--- Record list ---

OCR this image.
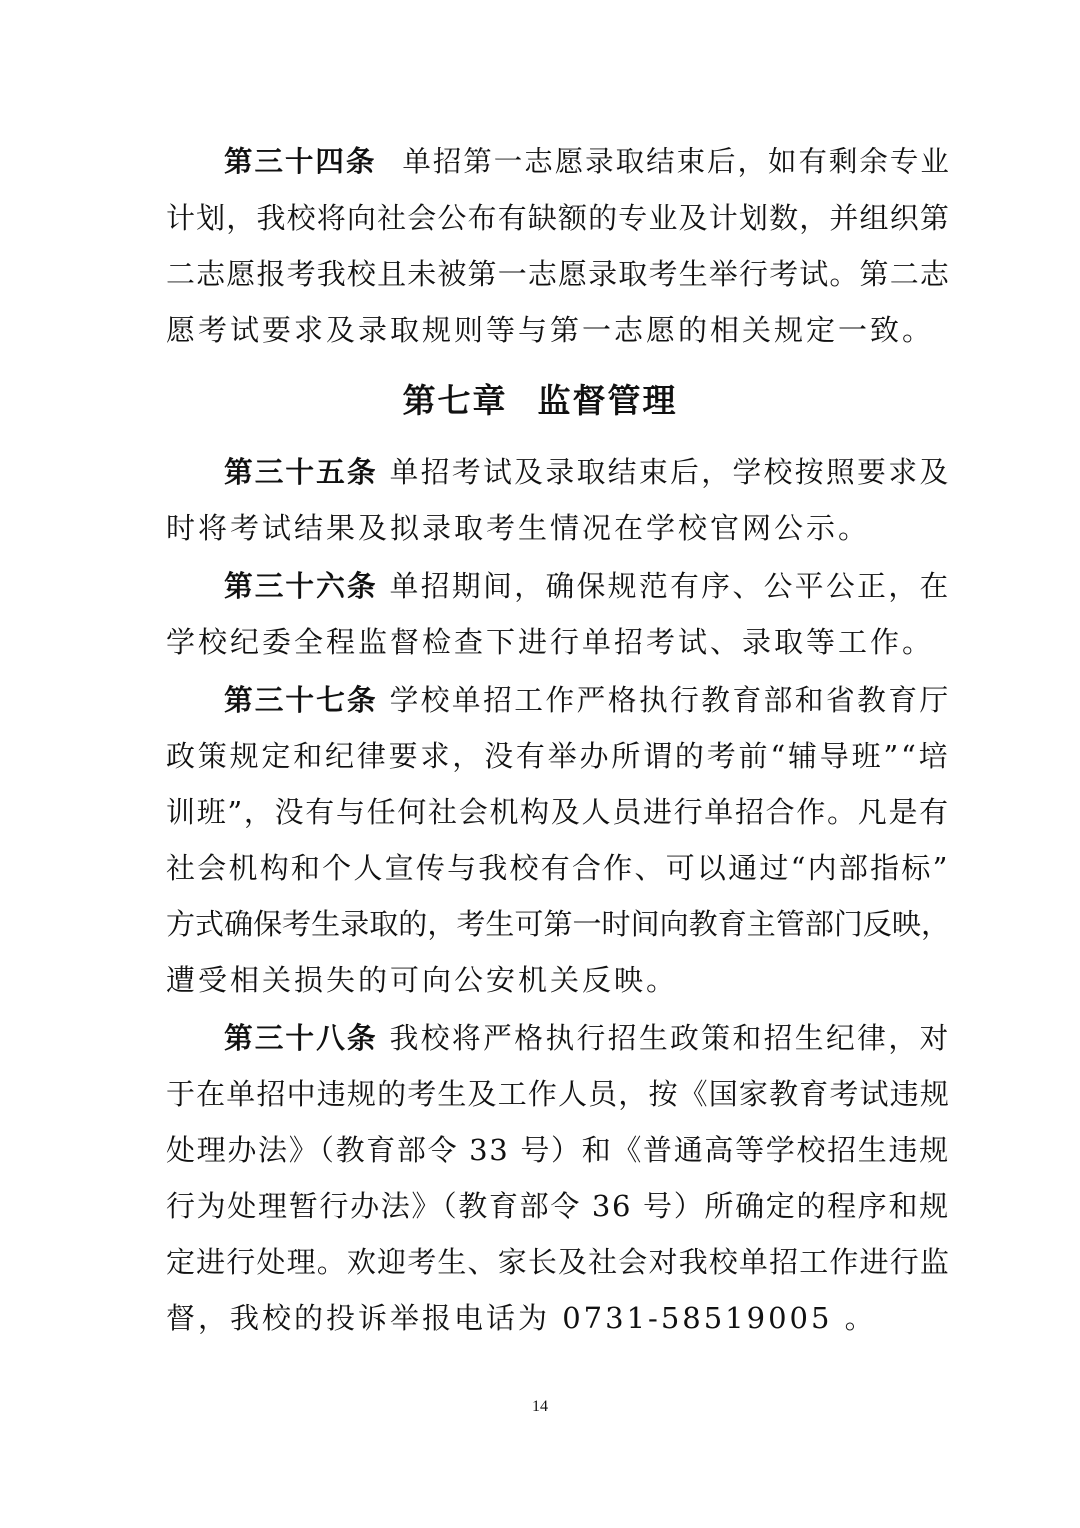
第三十四条 单招第一志愿录取结束后，如有剩余专业
计划，我校将向社会公布有缺额的专业及计划数，并组织第
二志愿报考我校且未被第一志愿录取考生举行考试。第二志
愿考试要求及录取规则等与第一志愿的相关规定一致。
第七章 监督管理
第三十五条 单招考试及录取结束后，学校按照要求及
时将考试结果及拟录取考生情况在学校官网公示。
第三十六条 单招期间，确保规范有序、公平公正，在
学校纪委全程监督检查下进行单招考试、录取等工作。
第三十七条 学校单招工作严格执行教育部和省教育厅
政策规定和纪律要求，没有举办所谓的考前“辅导班”“培
训班”，没有与任何社会机构及人员进行单招合作。凡是有
社会机构和个人宣传与我校有合作、可以通过“内部指标”
方式确保考生录取的，考生可第一时间向教育主管部门反映，
遭受相关损失的可向公安机关反映。
第三十八条 我校将严格执行招生政策和招生纪律，对
于在单招中违规的考生及工作人员，按《国家教育考试违规
处理办法》（教育部令 33 号）和《普通高等学校招生违规
行为处理暂行办法》（教育部令 36 号）所确定的程序和规
定进行处理。欢迎考生、家长及社会对我校单招工作进行监
督，我校的投诉举报电话为 0731-58519005 。
14
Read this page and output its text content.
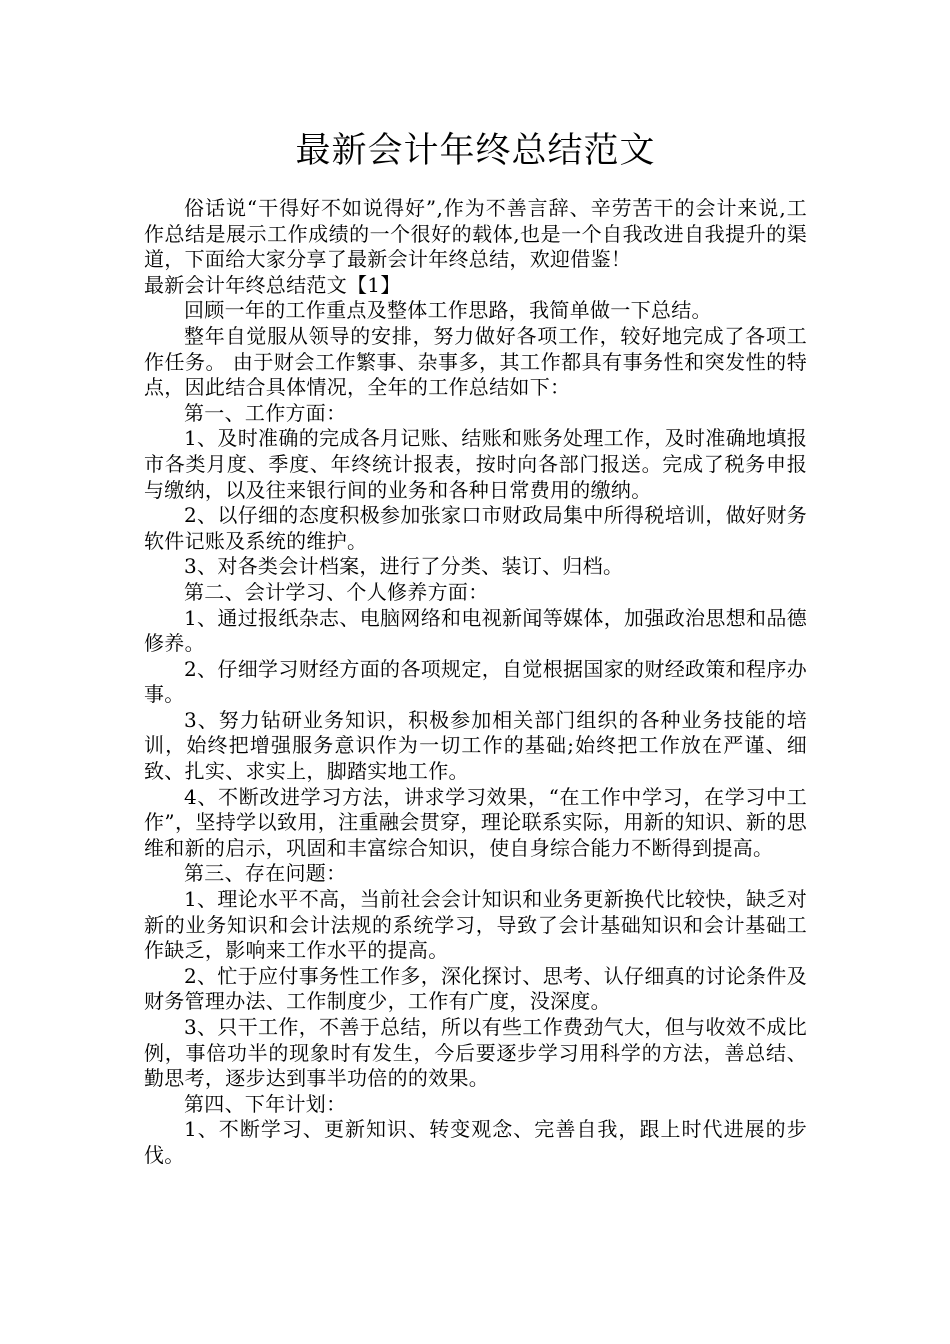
最新会计年终总结范文

俗话说“干得好不如说得好”,作为不善言辞、辛劳苦干的会计来说,工作总结是展示工作成绩的一个很好的载体,也是一个自我改进自我提升的渠道，下面给大家分享了最新会计年终总结，欢迎借鉴！

最新会计年终总结范文【1】

回顾一年的工作重点及整体工作思路，我简单做一下总结。

整年自觉服从领导的安排，努力做好各项工作，较好地完成了各项工作任务。 由于财会工作繁事、杂事多，其工作都具有事务性和突发性的特点，因此结合具体情况，全年的工作总结如下：

第一、工作方面：

1、及时准确的完成各月记账、结账和账务处理工作，及时准确地填报市各类月度、季度、年终统计报表，按时向各部门报送。完成了税务申报与缴纳，以及往来银行间的业务和各种日常费用的缴纳。

2、以仔细的态度积极参加张家口市财政局集中所得税培训，做好财务软件记账及系统的维护。

3、对各类会计档案，进行了分类、装订、归档。

第二、会计学习、个人修养方面：

1、通过报纸杂志、电脑网络和电视新闻等媒体，加强政治思想和品德修养。

2、仔细学习财经方面的各项规定，自觉根据国家的财经政策和程序办事。

3、努力钻研业务知识，积极参加相关部门组织的各种业务技能的培训，始终把增强服务意识作为一切工作的基础;始终把工作放在严谨、细致、扎实、求实上，脚踏实地工作。

4、不断改进学习方法，讲求学习效果，“在工作中学习，在学习中工作”，坚持学以致用，注重融会贯穿，理论联系实际，用新的知识、新的思维和新的启示，巩固和丰富综合知识，使自身综合能力不断得到提高。

第三、存在问题：

1、理论水平不高，当前社会会计知识和业务更新换代比较快，缺乏对新的业务知识和会计法规的系统学习，导致了会计基础知识和会计基础工作缺乏，影响来工作水平的提高。

2、忙于应付事务性工作多，深化探讨、思考、认仔细真的讨论条件及财务管理办法、工作制度少，工作有广度，没深度。

3、只干工作，不善于总结，所以有些工作费劲气大，但与收效不成比例，事倍功半的现象时有发生，今后要逐步学习用科学的方法，善总结、勤思考，逐步达到事半功倍的的效果。

第四、下年计划：

1、不断学习、更新知识、转变观念、完善自我，跟上时代进展的步伐。
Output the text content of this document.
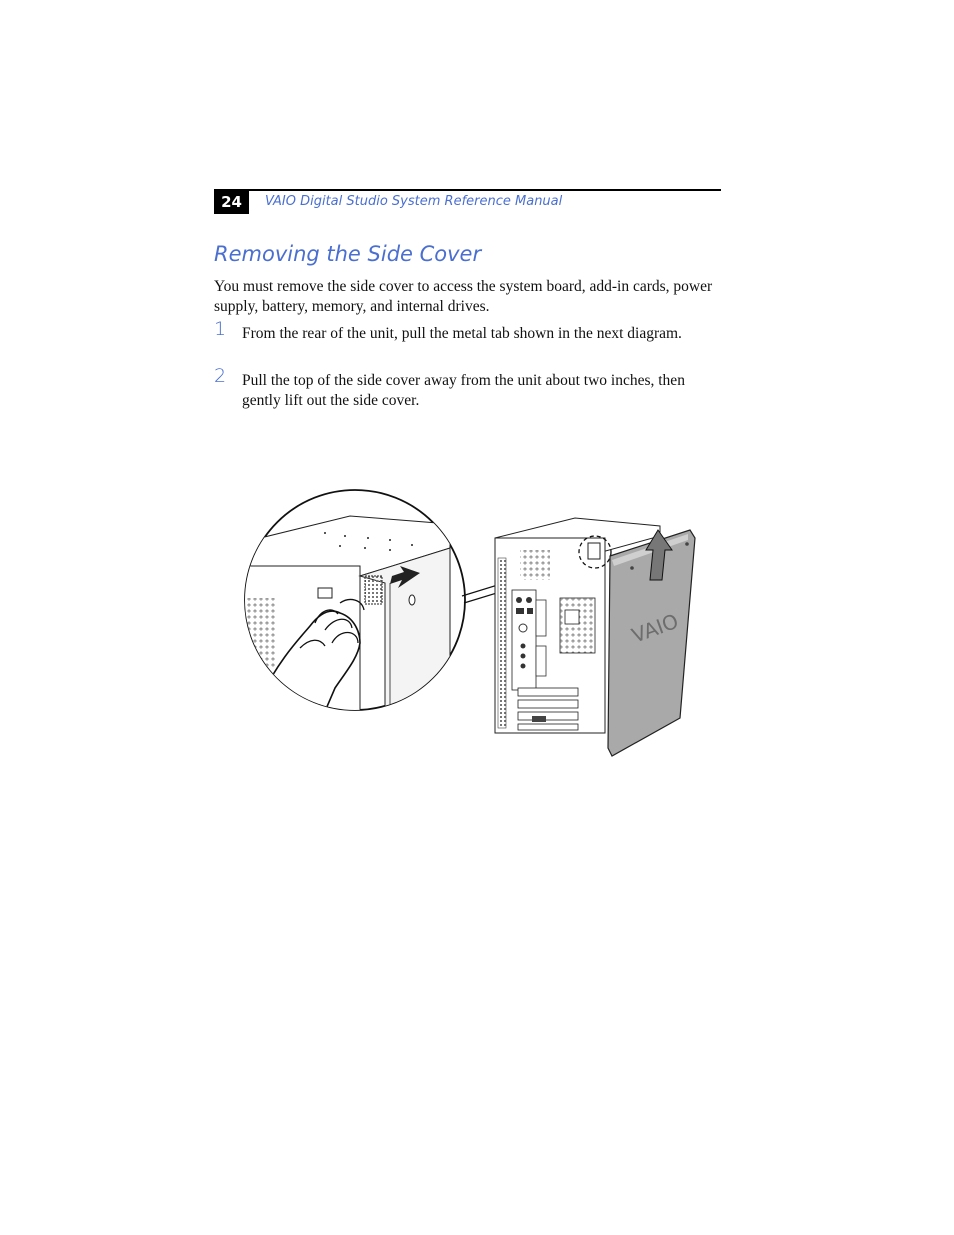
24	VAIO Digital Studio System Reference Manual
Removing the Side Cover

You must remove the side cover to access the system board, add-in cards, power supply, battery, memory, and internal drives.

1 From the rear of the unit, pull the metal tab shown in the next diagram.

2 Pull the top of the side cover away from the unit about two inches, then gently lift out the side cover.

VAIO
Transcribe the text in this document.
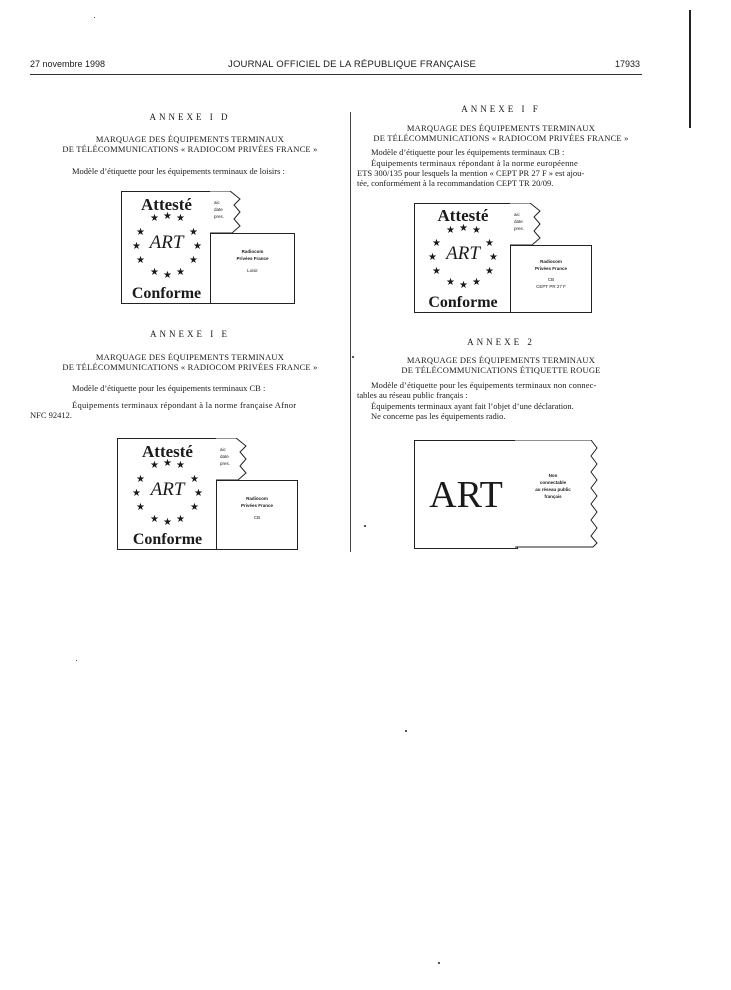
27 novembre 1998	JOURNAL OFFICIEL DE LA RÉPUBLIQUE FRANÇAISE	17933
ANNEXE I D
MARQUAGE DES ÉQUIPEMENTS TERMINAUX
DE TÉLÉCOMMUNICATIONS « RADIOCOM PRIVÉES FRANCE »
Modèle d’étiquette pour les équipements terminaux de loisirs :
Attesté
ART
★ ★ ★
★	★
★	★
★	★
★ ★ ★
Conforme
aic
date
pres.
Radiocom
Privées France
Loisir
ANNEXE I E
MARQUAGE DES ÉQUIPEMENTS TERMINAUX
DE TÉLÉCOMMUNICATIONS « RADIOCOM PRIVÉES FRANCE »
Modèle d’étiquette pour les équipements terminaux CB :
Équipements terminaux répondant à la norme française Afnor
NFC 92412.
Attesté
ART
★ ★ ★
★	★
★	★
★	★
★ ★ ★
Conforme
aic
date
pres.
Radiocom
Privées France
CB
ANNEXE I F
MARQUAGE DES ÉQUIPEMENTS TERMINAUX
DE TÉLÉCOMMUNICATIONS « RADIOCOM PRIVÉES FRANCE »
Modèle d’étiquette pour les équipements terminaux CB :
Équipements terminaux répondant à la norme européenne
ETS 300/135 pour lesquels la mention « CEPT PR 27 F » est ajou-
tée, conformément à la recommandation CEPT TR 20/09.
Attesté
ART
★ ★ ★
★	★
★	★
★	★
★ ★ ★
Conforme
aic
date
pres.
Radiocom
Privées France
CB
CEPT PR 27 F
ANNEXE 2
MARQUAGE DES ÉQUIPEMENTS TERMINAUX
DE TÉLÉCOMMUNICATIONS ÉTIQUETTE ROUGE
Modèle d’étiquette pour les équipements terminaux non connec-
tables au réseau public français :
Équipements terminaux ayant fait l’objet d’une déclaration.
Ne concerne pas les équipements radio.
ART	Non
connectable
au réseau public
français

---

## Exercise instructions
Restate word for word the lines above that start at the line containing "Output the text content of this document." and run to the end of the listing; exclude the pictures.

## Finished answer
Output the text content of this document.
24	VAIO Digital Studio System Reference Manual
Removing the Side Cover

You must remove the side cover to access the system board, add-in cards, power supply, battery, memory, and internal drives.

1 From the rear of the unit, pull the metal tab shown in the next diagram.

2 Pull the top of the side cover away from the unit about two inches, then gently lift out the side cover.

VAIO
Transcribe the text in this document.
27 novembre 1998	JOURNAL OFFICIEL DE LA RÉPUBLIQUE FRANÇAISE	17933
ANNEXE I D
MARQUAGE DES ÉQUIPEMENTS TERMINAUX
DE TÉLÉCOMMUNICATIONS « RADIOCOM PRIVÉES FRANCE »
Modèle d’étiquette pour les équipements terminaux de loisirs :
Attesté
ART
★ ★ ★
★	★
★	★
★	★
★ ★ ★
Conforme
aic
date
pres.
Radiocom
Privées France
Loisir
ANNEXE I E
MARQUAGE DES ÉQUIPEMENTS TERMINAUX
DE TÉLÉCOMMUNICATIONS « RADIOCOM PRIVÉES FRANCE »
Modèle d’étiquette pour les équipements terminaux CB :
Équipements terminaux répondant à la norme française Afnor
NFC 92412.
Attesté
ART
★ ★ ★
★	★
★	★
★	★
★ ★ ★
Conforme
aic
date
pres.
Radiocom
Privées France
CB
ANNEXE I F
MARQUAGE DES ÉQUIPEMENTS TERMINAUX
DE TÉLÉCOMMUNICATIONS « RADIOCOM PRIVÉES FRANCE »
Modèle d’étiquette pour les équipements terminaux CB :
Équipements terminaux répondant à la norme européenne
ETS 300/135 pour lesquels la mention « CEPT PR 27 F » est ajou-
tée, conformément à la recommandation CEPT TR 20/09.
Attesté
ART
★ ★ ★
★	★
★	★
★	★
★ ★ ★
Conforme
aic
date
pres.
Radiocom
Privées France
CB
CEPT PR 27 F
ANNEXE 2
MARQUAGE DES ÉQUIPEMENTS TERMINAUX
DE TÉLÉCOMMUNICATIONS ÉTIQUETTE ROUGE
Modèle d’étiquette pour les équipements terminaux non connec-
tables au réseau public français :
Équipements terminaux ayant fait l’objet d’une déclaration.
Ne concerne pas les équipements radio.
ART	Non
connectable
au réseau public
français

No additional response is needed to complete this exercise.